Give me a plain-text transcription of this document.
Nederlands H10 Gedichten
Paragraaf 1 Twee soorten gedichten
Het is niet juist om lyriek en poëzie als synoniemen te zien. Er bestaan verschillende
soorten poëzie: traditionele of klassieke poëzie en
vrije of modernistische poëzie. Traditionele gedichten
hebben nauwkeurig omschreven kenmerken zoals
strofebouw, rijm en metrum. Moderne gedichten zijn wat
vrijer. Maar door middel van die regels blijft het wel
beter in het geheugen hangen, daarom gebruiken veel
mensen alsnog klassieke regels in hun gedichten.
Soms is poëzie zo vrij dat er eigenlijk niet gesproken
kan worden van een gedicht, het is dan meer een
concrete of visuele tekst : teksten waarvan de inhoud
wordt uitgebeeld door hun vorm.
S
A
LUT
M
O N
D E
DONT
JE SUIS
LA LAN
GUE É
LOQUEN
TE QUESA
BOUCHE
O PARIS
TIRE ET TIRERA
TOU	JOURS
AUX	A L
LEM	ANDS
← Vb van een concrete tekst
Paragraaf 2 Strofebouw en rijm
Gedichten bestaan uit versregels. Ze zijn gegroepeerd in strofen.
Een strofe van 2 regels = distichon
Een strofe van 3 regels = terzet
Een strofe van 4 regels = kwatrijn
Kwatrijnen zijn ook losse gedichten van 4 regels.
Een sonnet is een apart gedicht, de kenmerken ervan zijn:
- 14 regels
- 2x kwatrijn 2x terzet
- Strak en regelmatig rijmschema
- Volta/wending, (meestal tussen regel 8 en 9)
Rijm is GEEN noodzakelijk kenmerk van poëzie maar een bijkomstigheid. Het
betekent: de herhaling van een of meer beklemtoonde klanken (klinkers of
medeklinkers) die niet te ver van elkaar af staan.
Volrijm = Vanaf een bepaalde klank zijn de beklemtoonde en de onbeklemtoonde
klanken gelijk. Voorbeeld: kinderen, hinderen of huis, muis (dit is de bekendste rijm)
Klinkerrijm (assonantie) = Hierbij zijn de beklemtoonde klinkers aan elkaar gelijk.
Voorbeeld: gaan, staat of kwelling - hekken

────────────────

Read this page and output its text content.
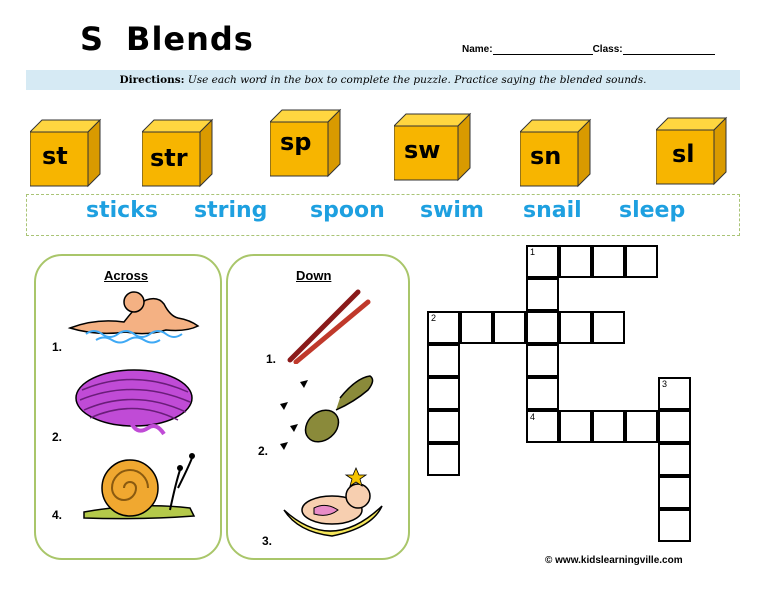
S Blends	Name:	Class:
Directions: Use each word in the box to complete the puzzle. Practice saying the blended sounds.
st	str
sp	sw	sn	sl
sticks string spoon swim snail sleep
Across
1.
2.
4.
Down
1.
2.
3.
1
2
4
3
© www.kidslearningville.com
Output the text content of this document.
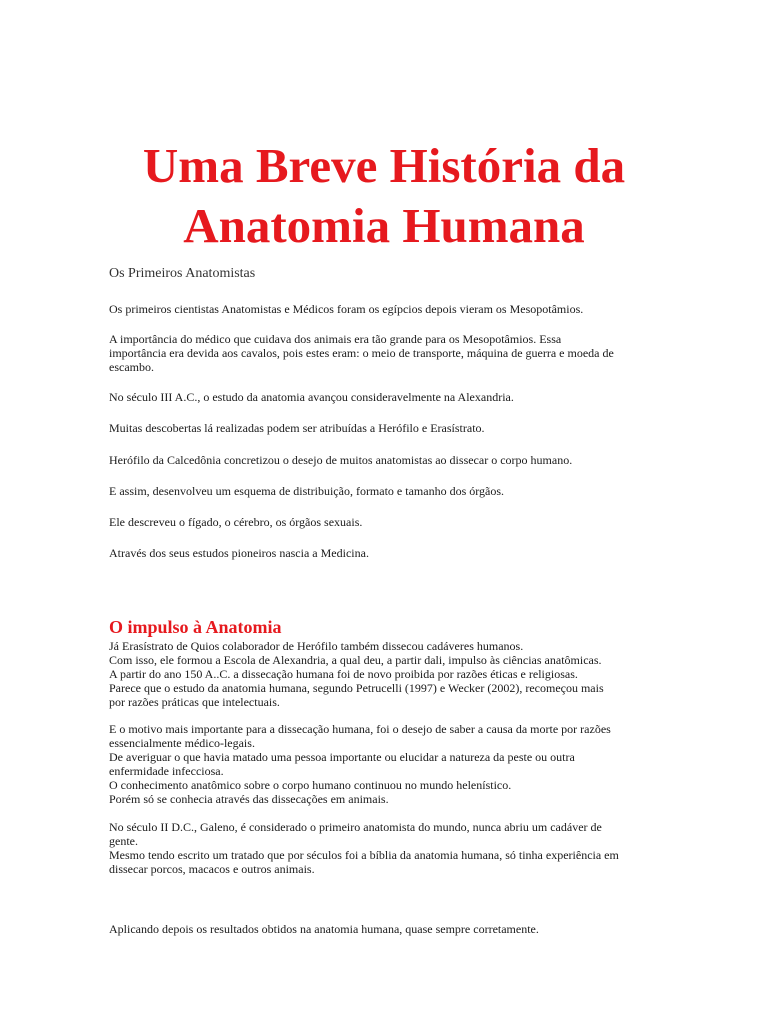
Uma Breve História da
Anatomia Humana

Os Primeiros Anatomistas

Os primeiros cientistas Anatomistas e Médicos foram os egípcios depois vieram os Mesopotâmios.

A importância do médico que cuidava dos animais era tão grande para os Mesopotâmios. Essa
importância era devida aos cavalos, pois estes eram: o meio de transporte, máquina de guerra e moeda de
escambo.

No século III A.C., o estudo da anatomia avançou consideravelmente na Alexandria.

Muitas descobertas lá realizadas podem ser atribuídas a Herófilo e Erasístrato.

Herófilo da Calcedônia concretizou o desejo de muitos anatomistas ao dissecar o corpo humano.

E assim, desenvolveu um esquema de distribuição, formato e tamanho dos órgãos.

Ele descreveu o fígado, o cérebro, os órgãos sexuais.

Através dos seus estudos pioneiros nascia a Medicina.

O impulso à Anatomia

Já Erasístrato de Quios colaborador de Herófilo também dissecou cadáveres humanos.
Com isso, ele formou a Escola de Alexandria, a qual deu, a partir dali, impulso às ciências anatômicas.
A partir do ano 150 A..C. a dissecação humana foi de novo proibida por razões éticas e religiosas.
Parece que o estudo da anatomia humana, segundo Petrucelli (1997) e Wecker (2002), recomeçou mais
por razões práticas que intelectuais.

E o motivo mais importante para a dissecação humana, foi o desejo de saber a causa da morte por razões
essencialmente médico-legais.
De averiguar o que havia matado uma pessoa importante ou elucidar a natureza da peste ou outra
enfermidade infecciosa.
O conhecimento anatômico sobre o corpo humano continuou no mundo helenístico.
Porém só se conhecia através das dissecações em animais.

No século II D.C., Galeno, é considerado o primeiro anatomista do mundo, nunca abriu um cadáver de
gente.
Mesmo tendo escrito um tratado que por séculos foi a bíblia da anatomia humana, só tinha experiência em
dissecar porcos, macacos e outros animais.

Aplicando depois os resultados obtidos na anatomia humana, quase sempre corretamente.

────────────────

◆ **REQUIRED TASK**:
From the listing above, copy every line that includes the word "gelijk".

◆ **CORRECT OUTPUT**:
klanken gelijk. Voorbeeld: kinderen, hinderen of huis, muis (dit is de bekendste rijm)
Klinkerrijm (assonantie) = Hierbij zijn de beklemtoonde klinkers aan elkaar gelijk.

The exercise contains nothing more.